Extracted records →
★ ★ ★ ★
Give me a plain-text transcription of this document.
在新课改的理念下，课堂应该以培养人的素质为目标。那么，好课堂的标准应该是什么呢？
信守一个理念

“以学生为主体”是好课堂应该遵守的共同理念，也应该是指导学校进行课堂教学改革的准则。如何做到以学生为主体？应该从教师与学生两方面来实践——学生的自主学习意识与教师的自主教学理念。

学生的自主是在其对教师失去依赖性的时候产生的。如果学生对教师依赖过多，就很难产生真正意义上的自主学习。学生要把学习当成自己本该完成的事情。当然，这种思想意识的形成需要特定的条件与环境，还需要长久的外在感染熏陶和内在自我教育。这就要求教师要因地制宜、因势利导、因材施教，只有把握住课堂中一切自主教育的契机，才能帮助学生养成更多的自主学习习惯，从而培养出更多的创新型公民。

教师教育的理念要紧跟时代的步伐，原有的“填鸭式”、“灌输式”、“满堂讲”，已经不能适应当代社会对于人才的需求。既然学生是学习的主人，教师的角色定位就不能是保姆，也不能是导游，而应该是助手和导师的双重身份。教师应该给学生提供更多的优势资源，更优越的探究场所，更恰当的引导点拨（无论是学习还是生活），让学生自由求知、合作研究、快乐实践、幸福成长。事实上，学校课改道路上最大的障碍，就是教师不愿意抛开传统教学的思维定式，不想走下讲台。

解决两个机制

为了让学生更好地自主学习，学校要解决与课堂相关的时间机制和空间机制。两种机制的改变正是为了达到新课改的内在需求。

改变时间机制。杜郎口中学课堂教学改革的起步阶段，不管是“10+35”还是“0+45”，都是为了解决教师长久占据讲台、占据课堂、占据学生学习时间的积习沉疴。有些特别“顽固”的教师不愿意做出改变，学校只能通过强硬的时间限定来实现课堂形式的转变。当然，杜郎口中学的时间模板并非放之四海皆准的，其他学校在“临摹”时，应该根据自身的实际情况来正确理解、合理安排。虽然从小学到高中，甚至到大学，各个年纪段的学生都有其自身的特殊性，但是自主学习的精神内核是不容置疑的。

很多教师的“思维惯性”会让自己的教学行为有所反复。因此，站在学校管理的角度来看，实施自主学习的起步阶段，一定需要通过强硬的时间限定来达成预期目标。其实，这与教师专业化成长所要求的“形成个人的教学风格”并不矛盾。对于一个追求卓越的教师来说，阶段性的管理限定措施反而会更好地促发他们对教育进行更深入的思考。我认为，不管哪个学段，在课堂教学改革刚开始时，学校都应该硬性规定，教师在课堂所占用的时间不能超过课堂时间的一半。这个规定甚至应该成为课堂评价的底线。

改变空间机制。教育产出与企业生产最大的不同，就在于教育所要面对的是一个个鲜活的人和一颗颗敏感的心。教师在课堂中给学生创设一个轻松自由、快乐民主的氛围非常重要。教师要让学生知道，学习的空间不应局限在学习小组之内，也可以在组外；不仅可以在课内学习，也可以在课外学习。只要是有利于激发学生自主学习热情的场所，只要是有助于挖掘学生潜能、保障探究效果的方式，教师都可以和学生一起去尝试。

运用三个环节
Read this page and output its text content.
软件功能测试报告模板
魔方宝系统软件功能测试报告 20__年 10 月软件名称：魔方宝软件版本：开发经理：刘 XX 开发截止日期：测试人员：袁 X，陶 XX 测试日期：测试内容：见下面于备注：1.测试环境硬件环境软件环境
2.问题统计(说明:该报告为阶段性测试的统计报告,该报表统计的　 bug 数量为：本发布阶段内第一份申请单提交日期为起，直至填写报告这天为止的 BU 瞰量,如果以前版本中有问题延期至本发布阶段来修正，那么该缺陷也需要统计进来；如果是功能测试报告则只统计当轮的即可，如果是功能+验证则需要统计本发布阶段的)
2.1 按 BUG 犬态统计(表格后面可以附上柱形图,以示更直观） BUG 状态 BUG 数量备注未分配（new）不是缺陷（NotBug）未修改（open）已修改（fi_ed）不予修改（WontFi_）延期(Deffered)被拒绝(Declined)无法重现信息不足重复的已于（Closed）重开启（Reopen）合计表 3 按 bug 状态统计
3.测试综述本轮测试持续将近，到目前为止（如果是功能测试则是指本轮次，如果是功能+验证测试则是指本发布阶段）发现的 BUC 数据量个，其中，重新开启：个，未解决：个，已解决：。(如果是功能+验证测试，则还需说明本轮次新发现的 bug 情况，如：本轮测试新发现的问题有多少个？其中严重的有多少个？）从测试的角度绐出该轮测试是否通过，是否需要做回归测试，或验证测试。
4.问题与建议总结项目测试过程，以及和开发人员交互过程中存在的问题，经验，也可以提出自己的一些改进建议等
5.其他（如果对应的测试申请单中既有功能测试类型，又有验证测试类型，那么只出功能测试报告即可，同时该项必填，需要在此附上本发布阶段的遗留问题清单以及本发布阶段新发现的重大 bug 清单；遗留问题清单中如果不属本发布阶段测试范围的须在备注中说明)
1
★ ★ ★ ★
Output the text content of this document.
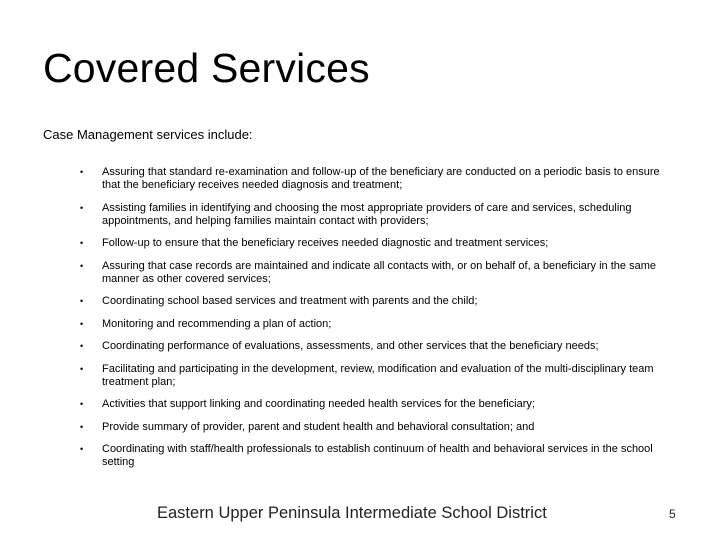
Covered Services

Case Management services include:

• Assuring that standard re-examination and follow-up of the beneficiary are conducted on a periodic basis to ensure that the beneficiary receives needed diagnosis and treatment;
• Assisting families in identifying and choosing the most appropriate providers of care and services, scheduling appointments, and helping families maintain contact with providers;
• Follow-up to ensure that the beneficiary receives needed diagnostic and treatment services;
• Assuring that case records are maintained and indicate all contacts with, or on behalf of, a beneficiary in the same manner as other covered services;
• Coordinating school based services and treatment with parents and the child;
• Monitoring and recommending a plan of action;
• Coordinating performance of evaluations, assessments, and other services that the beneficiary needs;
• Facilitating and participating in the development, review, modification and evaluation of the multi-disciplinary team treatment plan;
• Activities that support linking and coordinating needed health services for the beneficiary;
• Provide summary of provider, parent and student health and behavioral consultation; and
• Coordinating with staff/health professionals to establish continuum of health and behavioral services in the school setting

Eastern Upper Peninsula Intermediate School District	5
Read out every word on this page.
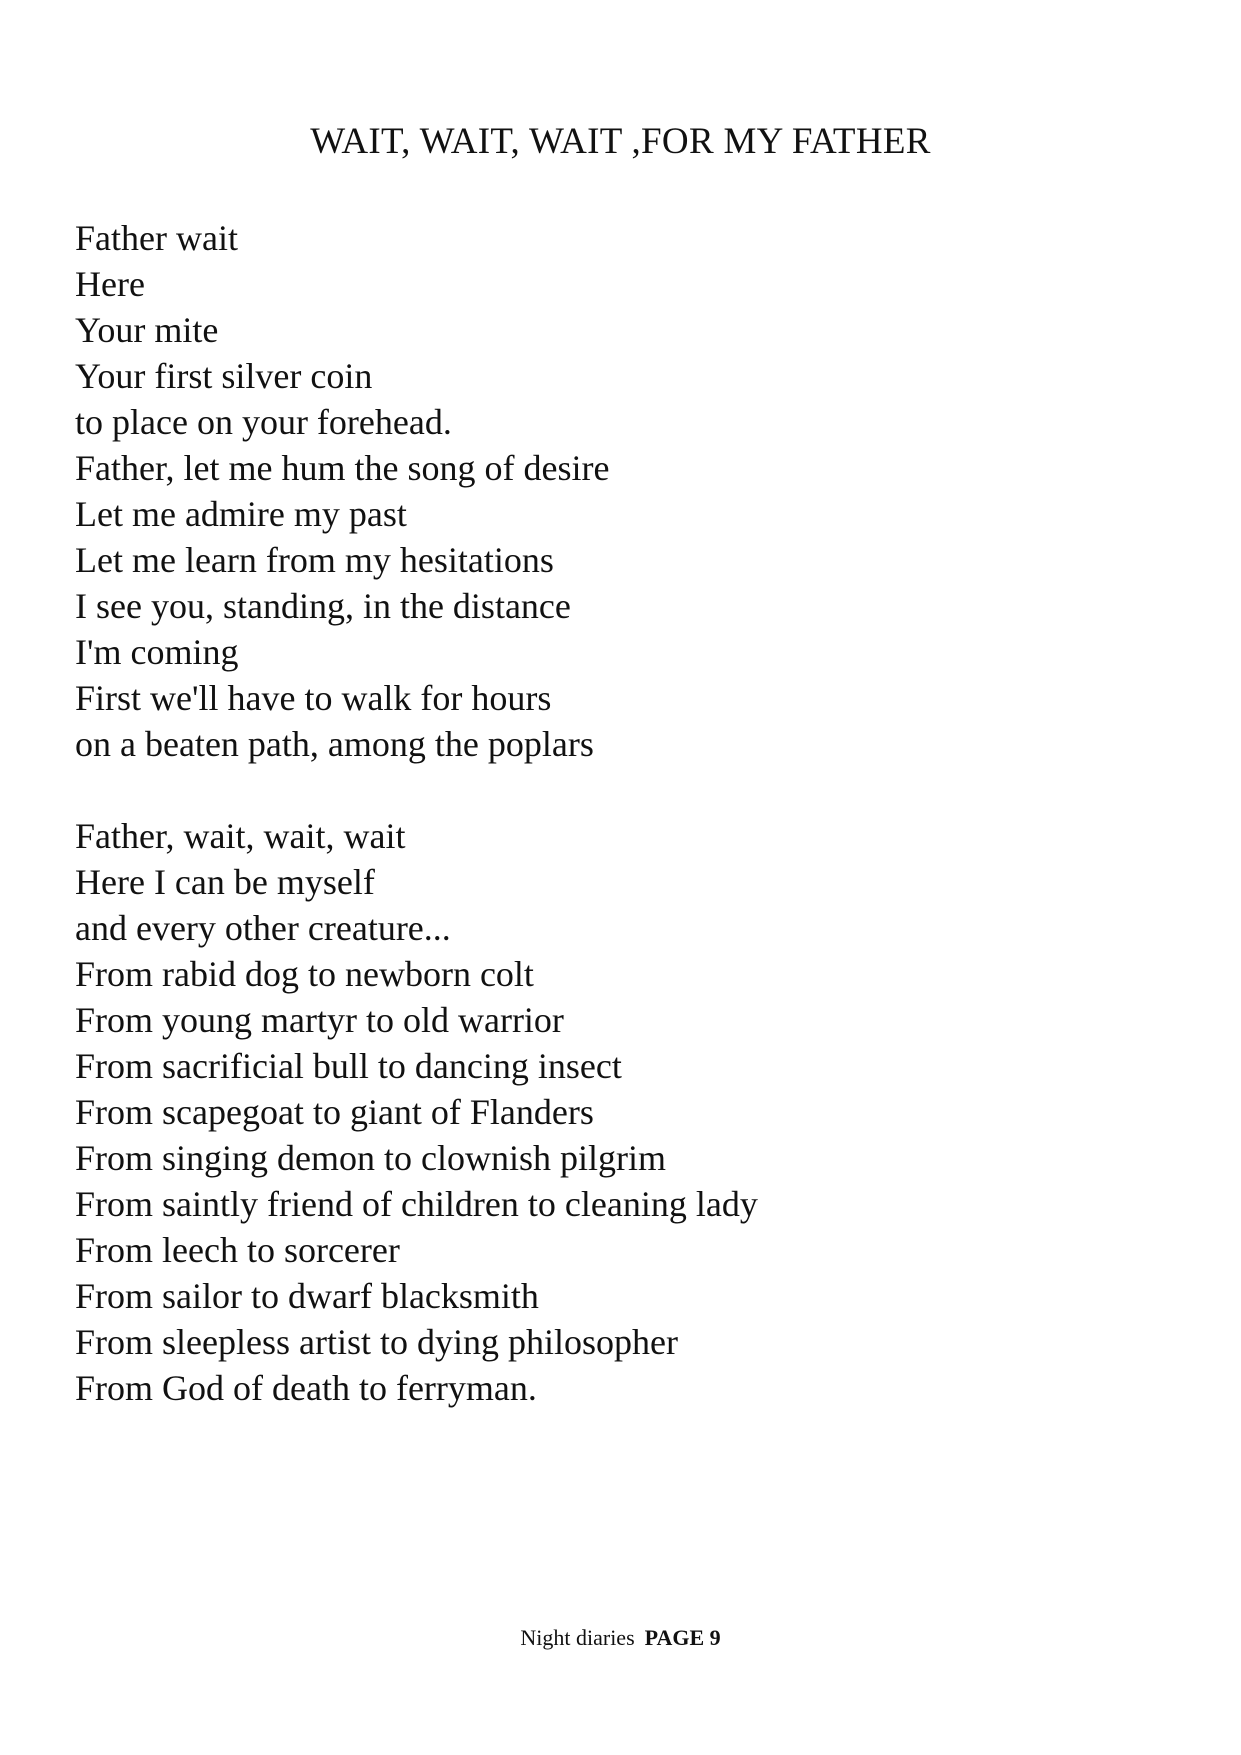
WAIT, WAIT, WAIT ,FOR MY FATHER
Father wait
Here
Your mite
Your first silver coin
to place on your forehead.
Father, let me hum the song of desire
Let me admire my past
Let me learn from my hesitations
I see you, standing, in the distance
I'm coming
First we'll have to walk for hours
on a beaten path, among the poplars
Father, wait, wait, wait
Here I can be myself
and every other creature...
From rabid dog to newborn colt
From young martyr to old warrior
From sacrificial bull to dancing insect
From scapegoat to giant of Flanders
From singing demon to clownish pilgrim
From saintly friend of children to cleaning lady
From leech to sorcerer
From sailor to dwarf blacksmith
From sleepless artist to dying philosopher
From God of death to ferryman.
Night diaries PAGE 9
★ ★ ★ ★
Written instruction → Find the lines that include the string "receives", then copy each of them.

Solution for this problem →
• Assuring that standard re-examination and follow-up of the beneficiary are conducted on a periodic basis to ensure that the beneficiary receives needed diagnosis and treatment;
• Follow-up to ensure that the beneficiary receives needed diagnostic and treatment services;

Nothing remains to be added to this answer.